*Required task:* The records below are to be repeated in full, exactly as they are.

*Recorded data:*
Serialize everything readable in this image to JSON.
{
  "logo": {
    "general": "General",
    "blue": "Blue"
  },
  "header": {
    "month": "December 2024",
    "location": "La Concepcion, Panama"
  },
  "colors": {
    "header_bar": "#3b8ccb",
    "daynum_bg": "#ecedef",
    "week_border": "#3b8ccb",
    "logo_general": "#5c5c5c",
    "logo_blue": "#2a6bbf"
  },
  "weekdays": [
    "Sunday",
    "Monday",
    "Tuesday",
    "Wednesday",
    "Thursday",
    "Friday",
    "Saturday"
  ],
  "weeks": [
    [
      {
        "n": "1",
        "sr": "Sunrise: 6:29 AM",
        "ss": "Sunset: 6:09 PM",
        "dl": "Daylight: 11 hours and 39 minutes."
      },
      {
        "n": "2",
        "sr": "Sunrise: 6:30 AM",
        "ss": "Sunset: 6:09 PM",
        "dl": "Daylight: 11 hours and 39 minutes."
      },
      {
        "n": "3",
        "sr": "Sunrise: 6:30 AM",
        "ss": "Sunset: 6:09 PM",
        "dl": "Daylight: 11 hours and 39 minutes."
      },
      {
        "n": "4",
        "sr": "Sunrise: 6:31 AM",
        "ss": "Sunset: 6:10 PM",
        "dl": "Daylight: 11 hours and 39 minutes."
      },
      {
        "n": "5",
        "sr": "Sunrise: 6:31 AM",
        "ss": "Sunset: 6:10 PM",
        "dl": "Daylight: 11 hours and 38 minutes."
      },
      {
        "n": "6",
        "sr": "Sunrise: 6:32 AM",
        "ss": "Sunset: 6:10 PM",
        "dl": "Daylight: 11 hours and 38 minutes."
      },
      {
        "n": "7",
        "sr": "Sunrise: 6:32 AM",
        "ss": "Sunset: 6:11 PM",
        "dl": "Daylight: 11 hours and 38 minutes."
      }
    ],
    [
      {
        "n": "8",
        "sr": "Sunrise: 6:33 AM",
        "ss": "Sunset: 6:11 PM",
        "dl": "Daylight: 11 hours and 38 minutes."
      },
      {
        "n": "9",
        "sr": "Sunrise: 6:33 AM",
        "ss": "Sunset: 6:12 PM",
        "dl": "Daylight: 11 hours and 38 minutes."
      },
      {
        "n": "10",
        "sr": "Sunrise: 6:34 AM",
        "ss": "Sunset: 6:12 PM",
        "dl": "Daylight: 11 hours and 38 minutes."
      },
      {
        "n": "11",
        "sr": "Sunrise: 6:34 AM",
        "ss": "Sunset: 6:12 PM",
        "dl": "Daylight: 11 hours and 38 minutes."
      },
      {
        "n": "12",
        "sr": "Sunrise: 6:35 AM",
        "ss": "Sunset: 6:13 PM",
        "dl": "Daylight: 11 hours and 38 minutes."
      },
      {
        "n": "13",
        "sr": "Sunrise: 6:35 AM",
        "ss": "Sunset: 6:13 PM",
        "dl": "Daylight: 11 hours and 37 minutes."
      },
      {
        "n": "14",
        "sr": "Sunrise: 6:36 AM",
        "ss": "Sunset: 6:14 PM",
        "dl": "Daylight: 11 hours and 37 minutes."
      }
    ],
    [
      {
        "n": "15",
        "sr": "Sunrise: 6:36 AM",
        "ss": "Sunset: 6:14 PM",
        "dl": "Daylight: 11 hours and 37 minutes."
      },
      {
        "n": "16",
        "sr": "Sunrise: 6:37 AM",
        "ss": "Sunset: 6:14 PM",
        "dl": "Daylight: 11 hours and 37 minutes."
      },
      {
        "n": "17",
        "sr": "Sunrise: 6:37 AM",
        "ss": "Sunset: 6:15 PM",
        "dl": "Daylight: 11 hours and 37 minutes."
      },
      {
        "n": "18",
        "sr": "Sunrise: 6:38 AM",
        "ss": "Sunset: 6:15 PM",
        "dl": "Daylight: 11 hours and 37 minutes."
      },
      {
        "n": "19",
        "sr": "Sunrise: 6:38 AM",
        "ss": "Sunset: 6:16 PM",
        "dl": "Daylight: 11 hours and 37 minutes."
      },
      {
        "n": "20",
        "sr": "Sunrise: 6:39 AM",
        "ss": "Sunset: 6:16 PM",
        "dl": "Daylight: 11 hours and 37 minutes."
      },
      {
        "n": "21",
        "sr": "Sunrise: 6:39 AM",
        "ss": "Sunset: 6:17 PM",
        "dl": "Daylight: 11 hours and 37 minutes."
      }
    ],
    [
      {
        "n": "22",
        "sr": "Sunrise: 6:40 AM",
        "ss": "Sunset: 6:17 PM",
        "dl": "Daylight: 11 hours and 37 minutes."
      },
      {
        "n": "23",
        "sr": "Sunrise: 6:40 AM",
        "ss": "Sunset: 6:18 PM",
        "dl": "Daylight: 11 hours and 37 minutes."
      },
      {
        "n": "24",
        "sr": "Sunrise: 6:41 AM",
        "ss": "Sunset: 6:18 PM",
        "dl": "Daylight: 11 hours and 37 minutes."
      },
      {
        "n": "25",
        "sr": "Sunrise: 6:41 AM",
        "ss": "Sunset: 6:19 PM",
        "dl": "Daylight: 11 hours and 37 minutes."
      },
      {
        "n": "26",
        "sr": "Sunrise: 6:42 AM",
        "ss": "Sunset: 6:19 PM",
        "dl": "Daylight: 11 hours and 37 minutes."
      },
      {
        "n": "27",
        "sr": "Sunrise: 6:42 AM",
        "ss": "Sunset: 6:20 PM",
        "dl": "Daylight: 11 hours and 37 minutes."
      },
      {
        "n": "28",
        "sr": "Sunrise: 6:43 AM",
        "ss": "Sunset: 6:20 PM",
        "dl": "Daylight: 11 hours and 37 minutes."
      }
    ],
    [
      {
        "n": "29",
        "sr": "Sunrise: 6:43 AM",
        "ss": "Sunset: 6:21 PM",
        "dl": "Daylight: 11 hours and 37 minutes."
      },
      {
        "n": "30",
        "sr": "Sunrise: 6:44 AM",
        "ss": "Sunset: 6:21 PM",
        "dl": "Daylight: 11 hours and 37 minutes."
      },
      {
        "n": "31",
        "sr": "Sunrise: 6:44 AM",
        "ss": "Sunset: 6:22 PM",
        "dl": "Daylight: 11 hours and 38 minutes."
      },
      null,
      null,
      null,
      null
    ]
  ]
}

*Worked answer:*
Serialize everything readable in this image to JSON.
{
  "logo": {
    "general": "General",
    "blue": "Blue"
  },
  "header": {
    "month": "December 2024",
    "location": "La Concepcion, Panama"
  },
  "colors": {
    "header_bar": "#3b8ccb",
    "daynum_bg": "#ecedef",
    "week_border": "#3b8ccb",
    "logo_general": "#5c5c5c",
    "logo_blue": "#2a6bbf"
  },
  "weekdays": [
    "Sunday",
    "Monday",
    "Tuesday",
    "Wednesday",
    "Thursday",
    "Friday",
    "Saturday"
  ],
  "weeks": [
    [
      {
        "n": "1",
        "sr": "Sunrise: 6:29 AM",
        "ss": "Sunset: 6:09 PM",
        "dl": "Daylight: 11 hours and 39 minutes."
      },
      {
        "n": "2",
        "sr": "Sunrise: 6:30 AM",
        "ss": "Sunset: 6:09 PM",
        "dl": "Daylight: 11 hours and 39 minutes."
      },
      {
        "n": "3",
        "sr": "Sunrise: 6:30 AM",
        "ss": "Sunset: 6:09 PM",
        "dl": "Daylight: 11 hours and 39 minutes."
      },
      {
        "n": "4",
        "sr": "Sunrise: 6:31 AM",
        "ss": "Sunset: 6:10 PM",
        "dl": "Daylight: 11 hours and 39 minutes."
      },
      {
        "n": "5",
        "sr": "Sunrise: 6:31 AM",
        "ss": "Sunset: 6:10 PM",
        "dl": "Daylight: 11 hours and 38 minutes."
      },
      {
        "n": "6",
        "sr": "Sunrise: 6:32 AM",
        "ss": "Sunset: 6:10 PM",
        "dl": "Daylight: 11 hours and 38 minutes."
      },
      {
        "n": "7",
        "sr": "Sunrise: 6:32 AM",
        "ss": "Sunset: 6:11 PM",
        "dl": "Daylight: 11 hours and 38 minutes."
      }
    ],
    [
      {
        "n": "8",
        "sr": "Sunrise: 6:33 AM",
        "ss": "Sunset: 6:11 PM",
        "dl": "Daylight: 11 hours and 38 minutes."
      },
      {
        "n": "9",
        "sr": "Sunrise: 6:33 AM",
        "ss": "Sunset: 6:12 PM",
        "dl": "Daylight: 11 hours and 38 minutes."
      },
      {
        "n": "10",
        "sr": "Sunrise: 6:34 AM",
        "ss": "Sunset: 6:12 PM",
        "dl": "Daylight: 11 hours and 38 minutes."
      },
      {
        "n": "11",
        "sr": "Sunrise: 6:34 AM",
        "ss": "Sunset: 6:12 PM",
        "dl": "Daylight: 11 hours and 38 minutes."
      },
      {
        "n": "12",
        "sr": "Sunrise: 6:35 AM",
        "ss": "Sunset: 6:13 PM",
        "dl": "Daylight: 11 hours and 38 minutes."
      },
      {
        "n": "13",
        "sr": "Sunrise: 6:35 AM",
        "ss": "Sunset: 6:13 PM",
        "dl": "Daylight: 11 hours and 37 minutes."
      },
      {
        "n": "14",
        "sr": "Sunrise: 6:36 AM",
        "ss": "Sunset: 6:14 PM",
        "dl": "Daylight: 11 hours and 37 minutes."
      }
    ],
    [
      {
        "n": "15",
        "sr": "Sunrise: 6:36 AM",
        "ss": "Sunset: 6:14 PM",
        "dl": "Daylight: 11 hours and 37 minutes."
      },
      {
        "n": "16",
        "sr": "Sunrise: 6:37 AM",
        "ss": "Sunset: 6:14 PM",
        "dl": "Daylight: 11 hours and 37 minutes."
      },
      {
        "n": "17",
        "sr": "Sunrise: 6:37 AM",
        "ss": "Sunset: 6:15 PM",
        "dl": "Daylight: 11 hours and 37 minutes."
      },
      {
        "n": "18",
        "sr": "Sunrise: 6:38 AM",
        "ss": "Sunset: 6:15 PM",
        "dl": "Daylight: 11 hours and 37 minutes."
      },
      {
        "n": "19",
        "sr": "Sunrise: 6:38 AM",
        "ss": "Sunset: 6:16 PM",
        "dl": "Daylight: 11 hours and 37 minutes."
      },
      {
        "n": "20",
        "sr": "Sunrise: 6:39 AM",
        "ss": "Sunset: 6:16 PM",
        "dl": "Daylight: 11 hours and 37 minutes."
      },
      {
        "n": "21",
        "sr": "Sunrise: 6:39 AM",
        "ss": "Sunset: 6:17 PM",
        "dl": "Daylight: 11 hours and 37 minutes."
      }
    ],
    [
      {
        "n": "22",
        "sr": "Sunrise: 6:40 AM",
        "ss": "Sunset: 6:17 PM",
        "dl": "Daylight: 11 hours and 37 minutes."
      },
      {
        "n": "23",
        "sr": "Sunrise: 6:40 AM",
        "ss": "Sunset: 6:18 PM",
        "dl": "Daylight: 11 hours and 37 minutes."
      },
      {
        "n": "24",
        "sr": "Sunrise: 6:41 AM",
        "ss": "Sunset: 6:18 PM",
        "dl": "Daylight: 11 hours and 37 minutes."
      },
      {
        "n": "25",
        "sr": "Sunrise: 6:41 AM",
        "ss": "Sunset: 6:19 PM",
        "dl": "Daylight: 11 hours and 37 minutes."
      },
      {
        "n": "26",
        "sr": "Sunrise: 6:42 AM",
        "ss": "Sunset: 6:19 PM",
        "dl": "Daylight: 11 hours and 37 minutes."
      },
      {
        "n": "27",
        "sr": "Sunrise: 6:42 AM",
        "ss": "Sunset: 6:20 PM",
        "dl": "Daylight: 11 hours and 37 minutes."
      },
      {
        "n": "28",
        "sr": "Sunrise: 6:43 AM",
        "ss": "Sunset: 6:20 PM",
        "dl": "Daylight: 11 hours and 37 minutes."
      }
    ],
    [
      {
        "n": "29",
        "sr": "Sunrise: 6:43 AM",
        "ss": "Sunset: 6:21 PM",
        "dl": "Daylight: 11 hours and 37 minutes."
      },
      {
        "n": "30",
        "sr": "Sunrise: 6:44 AM",
        "ss": "Sunset: 6:21 PM",
        "dl": "Daylight: 11 hours and 37 minutes."
      },
      {
        "n": "31",
        "sr": "Sunrise: 6:44 AM",
        "ss": "Sunset: 6:22 PM",
        "dl": "Daylight: 11 hours and 38 minutes."
      },
      null,
      null,
      null,
      null
    ]
  ]
}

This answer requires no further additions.